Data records
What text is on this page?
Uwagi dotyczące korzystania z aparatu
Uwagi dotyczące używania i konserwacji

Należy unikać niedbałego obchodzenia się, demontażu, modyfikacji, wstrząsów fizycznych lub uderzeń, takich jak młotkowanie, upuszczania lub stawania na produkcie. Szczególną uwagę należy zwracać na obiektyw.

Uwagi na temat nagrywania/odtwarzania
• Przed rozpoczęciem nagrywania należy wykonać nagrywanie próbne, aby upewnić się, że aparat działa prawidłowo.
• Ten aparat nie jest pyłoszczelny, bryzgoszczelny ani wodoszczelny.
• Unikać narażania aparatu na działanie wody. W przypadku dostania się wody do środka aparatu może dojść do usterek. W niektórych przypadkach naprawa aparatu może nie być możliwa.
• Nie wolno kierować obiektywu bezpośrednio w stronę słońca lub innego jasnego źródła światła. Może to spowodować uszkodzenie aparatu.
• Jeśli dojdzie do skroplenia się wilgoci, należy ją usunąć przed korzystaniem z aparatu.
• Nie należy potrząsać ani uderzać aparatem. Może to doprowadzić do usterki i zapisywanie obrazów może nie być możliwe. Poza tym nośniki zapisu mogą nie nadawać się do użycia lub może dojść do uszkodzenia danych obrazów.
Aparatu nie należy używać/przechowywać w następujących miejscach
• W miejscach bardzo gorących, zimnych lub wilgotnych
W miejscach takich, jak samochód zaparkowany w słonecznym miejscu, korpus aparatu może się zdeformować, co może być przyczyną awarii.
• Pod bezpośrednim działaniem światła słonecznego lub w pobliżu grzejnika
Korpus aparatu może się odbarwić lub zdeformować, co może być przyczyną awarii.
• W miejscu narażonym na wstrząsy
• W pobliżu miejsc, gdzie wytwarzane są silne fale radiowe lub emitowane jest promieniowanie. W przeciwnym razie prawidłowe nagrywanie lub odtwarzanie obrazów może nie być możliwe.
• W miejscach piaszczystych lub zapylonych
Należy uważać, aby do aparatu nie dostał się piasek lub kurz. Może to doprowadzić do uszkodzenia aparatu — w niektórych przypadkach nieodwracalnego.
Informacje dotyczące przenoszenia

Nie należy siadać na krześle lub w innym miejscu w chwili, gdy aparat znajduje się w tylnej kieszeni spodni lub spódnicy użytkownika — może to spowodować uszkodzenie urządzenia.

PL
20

== Given task ==
Set down the listing above in full, please, exactly as it appears.

== The output ==
What text is on this page?
Uwagi dotyczące korzystania z aparatu
Uwagi dotyczące używania i konserwacji

Należy unikać niedbałego obchodzenia się, demontażu, modyfikacji, wstrząsów fizycznych lub uderzeń, takich jak młotkowanie, upuszczania lub stawania na produkcie. Szczególną uwagę należy zwracać na obiektyw.

Uwagi na temat nagrywania/odtwarzania
• Przed rozpoczęciem nagrywania należy wykonać nagrywanie próbne, aby upewnić się, że aparat działa prawidłowo.
• Ten aparat nie jest pyłoszczelny, bryzgoszczelny ani wodoszczelny.
• Unikać narażania aparatu na działanie wody. W przypadku dostania się wody do środka aparatu może dojść do usterek. W niektórych przypadkach naprawa aparatu może nie być możliwa.
• Nie wolno kierować obiektywu bezpośrednio w stronę słońca lub innego jasnego źródła światła. Może to spowodować uszkodzenie aparatu.
• Jeśli dojdzie do skroplenia się wilgoci, należy ją usunąć przed korzystaniem z aparatu.
• Nie należy potrząsać ani uderzać aparatem. Może to doprowadzić do usterki i zapisywanie obrazów może nie być możliwe. Poza tym nośniki zapisu mogą nie nadawać się do użycia lub może dojść do uszkodzenia danych obrazów.
Aparatu nie należy używać/przechowywać w następujących miejscach
• W miejscach bardzo gorących, zimnych lub wilgotnych
W miejscach takich, jak samochód zaparkowany w słonecznym miejscu, korpus aparatu może się zdeformować, co może być przyczyną awarii.
• Pod bezpośrednim działaniem światła słonecznego lub w pobliżu grzejnika
Korpus aparatu może się odbarwić lub zdeformować, co może być przyczyną awarii.
• W miejscu narażonym na wstrząsy
• W pobliżu miejsc, gdzie wytwarzane są silne fale radiowe lub emitowane jest promieniowanie. W przeciwnym razie prawidłowe nagrywanie lub odtwarzanie obrazów może nie być możliwe.
• W miejscach piaszczystych lub zapylonych
Należy uważać, aby do aparatu nie dostał się piasek lub kurz. Może to doprowadzić do uszkodzenia aparatu — w niektórych przypadkach nieodwracalnego.
Informacje dotyczące przenoszenia

Nie należy siadać na krześle lub w innym miejscu w chwili, gdy aparat znajduje się w tylnej kieszeni spodni lub spódnicy użytkownika — może to spowodować uszkodzenie urządzenia.

PL
20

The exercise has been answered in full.